Data items
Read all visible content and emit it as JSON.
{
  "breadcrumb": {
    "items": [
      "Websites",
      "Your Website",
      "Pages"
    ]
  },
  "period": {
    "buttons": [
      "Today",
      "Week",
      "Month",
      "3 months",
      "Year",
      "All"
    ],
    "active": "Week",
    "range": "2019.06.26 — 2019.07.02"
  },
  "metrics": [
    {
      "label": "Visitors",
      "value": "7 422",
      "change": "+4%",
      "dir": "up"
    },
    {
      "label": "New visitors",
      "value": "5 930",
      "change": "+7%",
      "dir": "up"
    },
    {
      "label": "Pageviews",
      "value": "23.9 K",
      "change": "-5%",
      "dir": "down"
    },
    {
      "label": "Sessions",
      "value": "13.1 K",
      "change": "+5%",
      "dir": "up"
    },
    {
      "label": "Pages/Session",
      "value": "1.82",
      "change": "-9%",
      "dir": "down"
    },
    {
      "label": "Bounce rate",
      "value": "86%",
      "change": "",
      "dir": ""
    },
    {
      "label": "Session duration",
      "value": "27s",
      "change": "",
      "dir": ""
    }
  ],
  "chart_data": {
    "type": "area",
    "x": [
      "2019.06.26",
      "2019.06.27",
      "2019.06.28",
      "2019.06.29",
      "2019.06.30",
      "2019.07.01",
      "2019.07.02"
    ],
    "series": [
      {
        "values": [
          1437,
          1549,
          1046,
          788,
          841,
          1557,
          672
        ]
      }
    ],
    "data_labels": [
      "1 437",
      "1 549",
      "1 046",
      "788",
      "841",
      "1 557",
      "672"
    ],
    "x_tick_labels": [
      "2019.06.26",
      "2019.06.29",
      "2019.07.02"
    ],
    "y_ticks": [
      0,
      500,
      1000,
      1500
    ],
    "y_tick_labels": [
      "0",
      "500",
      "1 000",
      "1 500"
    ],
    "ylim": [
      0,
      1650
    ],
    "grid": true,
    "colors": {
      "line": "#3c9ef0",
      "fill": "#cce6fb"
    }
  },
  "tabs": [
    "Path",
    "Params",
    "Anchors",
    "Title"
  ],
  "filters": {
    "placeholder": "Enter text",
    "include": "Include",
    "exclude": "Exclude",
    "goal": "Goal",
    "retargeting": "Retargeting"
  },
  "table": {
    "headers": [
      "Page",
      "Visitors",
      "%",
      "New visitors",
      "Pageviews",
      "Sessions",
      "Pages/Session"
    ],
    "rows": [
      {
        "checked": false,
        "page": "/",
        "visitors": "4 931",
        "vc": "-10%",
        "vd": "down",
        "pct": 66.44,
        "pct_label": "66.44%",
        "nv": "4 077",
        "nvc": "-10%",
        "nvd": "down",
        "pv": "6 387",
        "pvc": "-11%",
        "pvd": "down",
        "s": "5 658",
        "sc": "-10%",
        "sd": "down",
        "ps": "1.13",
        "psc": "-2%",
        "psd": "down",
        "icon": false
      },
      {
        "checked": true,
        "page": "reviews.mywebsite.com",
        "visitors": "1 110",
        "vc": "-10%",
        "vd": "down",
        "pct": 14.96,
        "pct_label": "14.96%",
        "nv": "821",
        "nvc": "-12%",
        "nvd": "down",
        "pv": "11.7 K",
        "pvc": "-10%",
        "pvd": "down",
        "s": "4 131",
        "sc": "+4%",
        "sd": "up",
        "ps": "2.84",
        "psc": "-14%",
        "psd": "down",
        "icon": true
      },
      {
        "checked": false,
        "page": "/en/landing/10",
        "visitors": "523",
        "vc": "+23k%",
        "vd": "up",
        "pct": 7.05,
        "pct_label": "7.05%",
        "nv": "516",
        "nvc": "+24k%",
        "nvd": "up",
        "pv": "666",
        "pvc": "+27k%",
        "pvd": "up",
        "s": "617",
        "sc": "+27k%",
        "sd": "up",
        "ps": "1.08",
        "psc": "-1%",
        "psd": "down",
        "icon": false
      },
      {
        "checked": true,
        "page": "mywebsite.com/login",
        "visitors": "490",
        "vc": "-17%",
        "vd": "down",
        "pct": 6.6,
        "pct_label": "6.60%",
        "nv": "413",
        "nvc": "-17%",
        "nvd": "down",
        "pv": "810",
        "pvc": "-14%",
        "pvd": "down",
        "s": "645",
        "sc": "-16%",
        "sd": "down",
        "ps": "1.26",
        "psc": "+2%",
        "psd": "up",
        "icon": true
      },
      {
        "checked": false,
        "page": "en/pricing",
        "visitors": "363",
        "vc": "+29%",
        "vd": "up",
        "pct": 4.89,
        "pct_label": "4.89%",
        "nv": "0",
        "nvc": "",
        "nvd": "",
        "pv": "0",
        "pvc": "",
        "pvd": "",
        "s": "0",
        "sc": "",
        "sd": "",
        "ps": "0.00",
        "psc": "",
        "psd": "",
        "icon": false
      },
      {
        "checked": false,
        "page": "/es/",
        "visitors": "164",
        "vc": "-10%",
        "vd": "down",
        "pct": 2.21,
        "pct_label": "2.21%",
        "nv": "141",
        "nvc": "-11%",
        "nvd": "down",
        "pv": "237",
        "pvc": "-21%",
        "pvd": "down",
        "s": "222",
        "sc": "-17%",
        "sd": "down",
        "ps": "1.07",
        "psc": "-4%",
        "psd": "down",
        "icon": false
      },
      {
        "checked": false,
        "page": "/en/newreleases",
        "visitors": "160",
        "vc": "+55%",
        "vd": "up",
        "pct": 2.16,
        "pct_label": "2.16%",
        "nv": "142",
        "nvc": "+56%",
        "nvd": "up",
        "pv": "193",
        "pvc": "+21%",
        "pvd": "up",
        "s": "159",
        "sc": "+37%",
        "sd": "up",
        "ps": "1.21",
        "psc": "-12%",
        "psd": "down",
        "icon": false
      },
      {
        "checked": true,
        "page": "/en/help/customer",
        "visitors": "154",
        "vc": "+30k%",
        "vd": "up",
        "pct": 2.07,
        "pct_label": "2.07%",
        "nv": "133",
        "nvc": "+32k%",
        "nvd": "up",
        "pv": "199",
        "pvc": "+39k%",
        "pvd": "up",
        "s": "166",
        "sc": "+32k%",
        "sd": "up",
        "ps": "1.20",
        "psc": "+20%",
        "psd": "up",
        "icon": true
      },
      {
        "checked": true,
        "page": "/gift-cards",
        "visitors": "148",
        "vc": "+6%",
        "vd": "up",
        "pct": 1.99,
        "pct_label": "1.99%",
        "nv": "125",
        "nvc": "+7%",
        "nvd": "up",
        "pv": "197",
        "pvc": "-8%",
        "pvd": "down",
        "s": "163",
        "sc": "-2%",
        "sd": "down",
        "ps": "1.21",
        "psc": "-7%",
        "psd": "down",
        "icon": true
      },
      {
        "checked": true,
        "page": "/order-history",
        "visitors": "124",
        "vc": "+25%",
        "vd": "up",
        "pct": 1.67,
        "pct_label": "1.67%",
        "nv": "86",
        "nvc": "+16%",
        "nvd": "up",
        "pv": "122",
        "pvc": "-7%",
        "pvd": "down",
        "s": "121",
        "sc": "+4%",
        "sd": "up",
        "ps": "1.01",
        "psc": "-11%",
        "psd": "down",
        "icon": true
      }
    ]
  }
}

Work to be completed | Take the listing above and set it down exactly.

Worked answer |
Read all visible content and emit it as JSON.
{
  "breadcrumb": {
    "items": [
      "Websites",
      "Your Website",
      "Pages"
    ]
  },
  "period": {
    "buttons": [
      "Today",
      "Week",
      "Month",
      "3 months",
      "Year",
      "All"
    ],
    "active": "Week",
    "range": "2019.06.26 — 2019.07.02"
  },
  "metrics": [
    {
      "label": "Visitors",
      "value": "7 422",
      "change": "+4%",
      "dir": "up"
    },
    {
      "label": "New visitors",
      "value": "5 930",
      "change": "+7%",
      "dir": "up"
    },
    {
      "label": "Pageviews",
      "value": "23.9 K",
      "change": "-5%",
      "dir": "down"
    },
    {
      "label": "Sessions",
      "value": "13.1 K",
      "change": "+5%",
      "dir": "up"
    },
    {
      "label": "Pages/Session",
      "value": "1.82",
      "change": "-9%",
      "dir": "down"
    },
    {
      "label": "Bounce rate",
      "value": "86%",
      "change": "",
      "dir": ""
    },
    {
      "label": "Session duration",
      "value": "27s",
      "change": "",
      "dir": ""
    }
  ],
  "chart_data": {
    "type": "area",
    "x": [
      "2019.06.26",
      "2019.06.27",
      "2019.06.28",
      "2019.06.29",
      "2019.06.30",
      "2019.07.01",
      "2019.07.02"
    ],
    "series": [
      {
        "values": [
          1437,
          1549,
          1046,
          788,
          841,
          1557,
          672
        ]
      }
    ],
    "data_labels": [
      "1 437",
      "1 549",
      "1 046",
      "788",
      "841",
      "1 557",
      "672"
    ],
    "x_tick_labels": [
      "2019.06.26",
      "2019.06.29",
      "2019.07.02"
    ],
    "y_ticks": [
      0,
      500,
      1000,
      1500
    ],
    "y_tick_labels": [
      "0",
      "500",
      "1 000",
      "1 500"
    ],
    "ylim": [
      0,
      1650
    ],
    "grid": true,
    "colors": {
      "line": "#3c9ef0",
      "fill": "#cce6fb"
    }
  },
  "tabs": [
    "Path",
    "Params",
    "Anchors",
    "Title"
  ],
  "filters": {
    "placeholder": "Enter text",
    "include": "Include",
    "exclude": "Exclude",
    "goal": "Goal",
    "retargeting": "Retargeting"
  },
  "table": {
    "headers": [
      "Page",
      "Visitors",
      "%",
      "New visitors",
      "Pageviews",
      "Sessions",
      "Pages/Session"
    ],
    "rows": [
      {
        "checked": false,
        "page": "/",
        "visitors": "4 931",
        "vc": "-10%",
        "vd": "down",
        "pct": 66.44,
        "pct_label": "66.44%",
        "nv": "4 077",
        "nvc": "-10%",
        "nvd": "down",
        "pv": "6 387",
        "pvc": "-11%",
        "pvd": "down",
        "s": "5 658",
        "sc": "-10%",
        "sd": "down",
        "ps": "1.13",
        "psc": "-2%",
        "psd": "down",
        "icon": false
      },
      {
        "checked": true,
        "page": "reviews.mywebsite.com",
        "visitors": "1 110",
        "vc": "-10%",
        "vd": "down",
        "pct": 14.96,
        "pct_label": "14.96%",
        "nv": "821",
        "nvc": "-12%",
        "nvd": "down",
        "pv": "11.7 K",
        "pvc": "-10%",
        "pvd": "down",
        "s": "4 131",
        "sc": "+4%",
        "sd": "up",
        "ps": "2.84",
        "psc": "-14%",
        "psd": "down",
        "icon": true
      },
      {
        "checked": false,
        "page": "/en/landing/10",
        "visitors": "523",
        "vc": "+23k%",
        "vd": "up",
        "pct": 7.05,
        "pct_label": "7.05%",
        "nv": "516",
        "nvc": "+24k%",
        "nvd": "up",
        "pv": "666",
        "pvc": "+27k%",
        "pvd": "up",
        "s": "617",
        "sc": "+27k%",
        "sd": "up",
        "ps": "1.08",
        "psc": "-1%",
        "psd": "down",
        "icon": false
      },
      {
        "checked": true,
        "page": "mywebsite.com/login",
        "visitors": "490",
        "vc": "-17%",
        "vd": "down",
        "pct": 6.6,
        "pct_label": "6.60%",
        "nv": "413",
        "nvc": "-17%",
        "nvd": "down",
        "pv": "810",
        "pvc": "-14%",
        "pvd": "down",
        "s": "645",
        "sc": "-16%",
        "sd": "down",
        "ps": "1.26",
        "psc": "+2%",
        "psd": "up",
        "icon": true
      },
      {
        "checked": false,
        "page": "en/pricing",
        "visitors": "363",
        "vc": "+29%",
        "vd": "up",
        "pct": 4.89,
        "pct_label": "4.89%",
        "nv": "0",
        "nvc": "",
        "nvd": "",
        "pv": "0",
        "pvc": "",
        "pvd": "",
        "s": "0",
        "sc": "",
        "sd": "",
        "ps": "0.00",
        "psc": "",
        "psd": "",
        "icon": false
      },
      {
        "checked": false,
        "page": "/es/",
        "visitors": "164",
        "vc": "-10%",
        "vd": "down",
        "pct": 2.21,
        "pct_label": "2.21%",
        "nv": "141",
        "nvc": "-11%",
        "nvd": "down",
        "pv": "237",
        "pvc": "-21%",
        "pvd": "down",
        "s": "222",
        "sc": "-17%",
        "sd": "down",
        "ps": "1.07",
        "psc": "-4%",
        "psd": "down",
        "icon": false
      },
      {
        "checked": false,
        "page": "/en/newreleases",
        "visitors": "160",
        "vc": "+55%",
        "vd": "up",
        "pct": 2.16,
        "pct_label": "2.16%",
        "nv": "142",
        "nvc": "+56%",
        "nvd": "up",
        "pv": "193",
        "pvc": "+21%",
        "pvd": "up",
        "s": "159",
        "sc": "+37%",
        "sd": "up",
        "ps": "1.21",
        "psc": "-12%",
        "psd": "down",
        "icon": false
      },
      {
        "checked": true,
        "page": "/en/help/customer",
        "visitors": "154",
        "vc": "+30k%",
        "vd": "up",
        "pct": 2.07,
        "pct_label": "2.07%",
        "nv": "133",
        "nvc": "+32k%",
        "nvd": "up",
        "pv": "199",
        "pvc": "+39k%",
        "pvd": "up",
        "s": "166",
        "sc": "+32k%",
        "sd": "up",
        "ps": "1.20",
        "psc": "+20%",
        "psd": "up",
        "icon": true
      },
      {
        "checked": true,
        "page": "/gift-cards",
        "visitors": "148",
        "vc": "+6%",
        "vd": "up",
        "pct": 1.99,
        "pct_label": "1.99%",
        "nv": "125",
        "nvc": "+7%",
        "nvd": "up",
        "pv": "197",
        "pvc": "-8%",
        "pvd": "down",
        "s": "163",
        "sc": "-2%",
        "sd": "down",
        "ps": "1.21",
        "psc": "-7%",
        "psd": "down",
        "icon": true
      },
      {
        "checked": true,
        "page": "/order-history",
        "visitors": "124",
        "vc": "+25%",
        "vd": "up",
        "pct": 1.67,
        "pct_label": "1.67%",
        "nv": "86",
        "nvc": "+16%",
        "nvd": "up",
        "pv": "122",
        "pvc": "-7%",
        "pvd": "down",
        "s": "121",
        "sc": "+4%",
        "sd": "up",
        "ps": "1.01",
        "psc": "-11%",
        "psd": "down",
        "icon": true
      }
    ]
  }
}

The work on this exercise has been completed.